→ Exercise goal:
Read through the records below and copy each line that uses the word "text".

→ Information shown:
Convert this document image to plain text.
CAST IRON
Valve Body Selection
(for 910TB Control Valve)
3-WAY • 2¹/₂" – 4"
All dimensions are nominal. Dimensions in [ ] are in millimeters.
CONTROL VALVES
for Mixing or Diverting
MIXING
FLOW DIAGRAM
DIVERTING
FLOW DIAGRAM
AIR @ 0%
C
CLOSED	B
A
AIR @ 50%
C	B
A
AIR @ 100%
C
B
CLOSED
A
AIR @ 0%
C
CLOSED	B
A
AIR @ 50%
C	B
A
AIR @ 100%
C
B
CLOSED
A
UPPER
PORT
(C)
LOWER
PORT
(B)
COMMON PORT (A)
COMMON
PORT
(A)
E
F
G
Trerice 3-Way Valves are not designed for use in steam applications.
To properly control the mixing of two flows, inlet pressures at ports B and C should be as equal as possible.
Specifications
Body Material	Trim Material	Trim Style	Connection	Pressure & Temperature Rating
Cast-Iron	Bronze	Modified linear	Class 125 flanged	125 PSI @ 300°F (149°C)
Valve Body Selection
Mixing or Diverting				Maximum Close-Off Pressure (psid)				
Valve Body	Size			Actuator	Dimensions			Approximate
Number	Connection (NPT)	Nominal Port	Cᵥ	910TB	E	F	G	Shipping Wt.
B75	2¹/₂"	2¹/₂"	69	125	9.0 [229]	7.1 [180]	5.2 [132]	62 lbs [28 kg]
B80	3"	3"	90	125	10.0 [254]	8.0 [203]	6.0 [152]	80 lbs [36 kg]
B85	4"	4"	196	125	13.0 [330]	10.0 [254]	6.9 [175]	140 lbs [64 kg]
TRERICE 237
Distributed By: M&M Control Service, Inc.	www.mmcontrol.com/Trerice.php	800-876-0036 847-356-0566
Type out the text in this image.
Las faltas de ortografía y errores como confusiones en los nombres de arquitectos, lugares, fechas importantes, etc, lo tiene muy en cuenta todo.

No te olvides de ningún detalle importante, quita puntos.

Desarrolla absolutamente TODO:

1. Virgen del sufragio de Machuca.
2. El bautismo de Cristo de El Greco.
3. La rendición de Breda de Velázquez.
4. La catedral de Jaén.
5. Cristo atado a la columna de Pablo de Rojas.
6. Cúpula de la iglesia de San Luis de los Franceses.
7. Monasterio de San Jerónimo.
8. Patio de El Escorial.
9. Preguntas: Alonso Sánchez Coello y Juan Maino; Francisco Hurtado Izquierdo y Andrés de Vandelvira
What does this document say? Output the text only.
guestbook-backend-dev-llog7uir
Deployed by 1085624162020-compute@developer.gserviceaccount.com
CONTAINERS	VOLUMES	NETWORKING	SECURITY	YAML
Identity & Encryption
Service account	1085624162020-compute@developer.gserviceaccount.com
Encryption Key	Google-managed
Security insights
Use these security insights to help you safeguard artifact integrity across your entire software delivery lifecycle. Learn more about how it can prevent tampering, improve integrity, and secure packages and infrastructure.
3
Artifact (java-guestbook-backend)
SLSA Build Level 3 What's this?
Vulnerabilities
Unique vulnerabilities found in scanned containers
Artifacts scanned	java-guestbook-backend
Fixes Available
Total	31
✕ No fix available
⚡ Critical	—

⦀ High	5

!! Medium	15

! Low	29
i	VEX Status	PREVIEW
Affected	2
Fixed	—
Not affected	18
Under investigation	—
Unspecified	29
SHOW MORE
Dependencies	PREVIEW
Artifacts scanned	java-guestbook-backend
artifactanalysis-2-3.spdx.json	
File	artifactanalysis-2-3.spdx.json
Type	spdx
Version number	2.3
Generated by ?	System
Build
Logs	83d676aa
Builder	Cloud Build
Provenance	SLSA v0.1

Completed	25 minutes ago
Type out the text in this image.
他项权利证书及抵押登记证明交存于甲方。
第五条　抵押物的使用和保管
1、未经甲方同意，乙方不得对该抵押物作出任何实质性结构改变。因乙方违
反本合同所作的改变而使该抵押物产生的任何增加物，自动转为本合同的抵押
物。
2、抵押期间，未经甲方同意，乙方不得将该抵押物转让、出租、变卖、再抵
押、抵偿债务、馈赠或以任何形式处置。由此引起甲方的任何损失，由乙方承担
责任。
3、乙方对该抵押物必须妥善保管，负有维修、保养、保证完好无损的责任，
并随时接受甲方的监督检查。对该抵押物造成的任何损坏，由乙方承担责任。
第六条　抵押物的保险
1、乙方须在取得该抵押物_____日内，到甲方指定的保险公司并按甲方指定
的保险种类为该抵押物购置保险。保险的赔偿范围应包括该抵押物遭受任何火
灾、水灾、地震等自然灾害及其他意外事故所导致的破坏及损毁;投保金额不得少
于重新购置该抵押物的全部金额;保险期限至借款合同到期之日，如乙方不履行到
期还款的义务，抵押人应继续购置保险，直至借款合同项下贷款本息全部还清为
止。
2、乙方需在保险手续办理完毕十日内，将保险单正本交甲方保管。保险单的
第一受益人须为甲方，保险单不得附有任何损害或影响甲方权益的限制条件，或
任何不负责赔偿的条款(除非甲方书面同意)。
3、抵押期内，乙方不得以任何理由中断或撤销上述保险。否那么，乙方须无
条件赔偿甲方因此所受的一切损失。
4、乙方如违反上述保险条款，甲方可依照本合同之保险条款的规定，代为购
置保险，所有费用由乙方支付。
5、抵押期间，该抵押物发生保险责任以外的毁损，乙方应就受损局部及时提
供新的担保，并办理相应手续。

→ Answer to the problem:
Convert this document image to plain text.
Type out the text in this image.
What does this document say? Output the text only.
Type out the text in this image.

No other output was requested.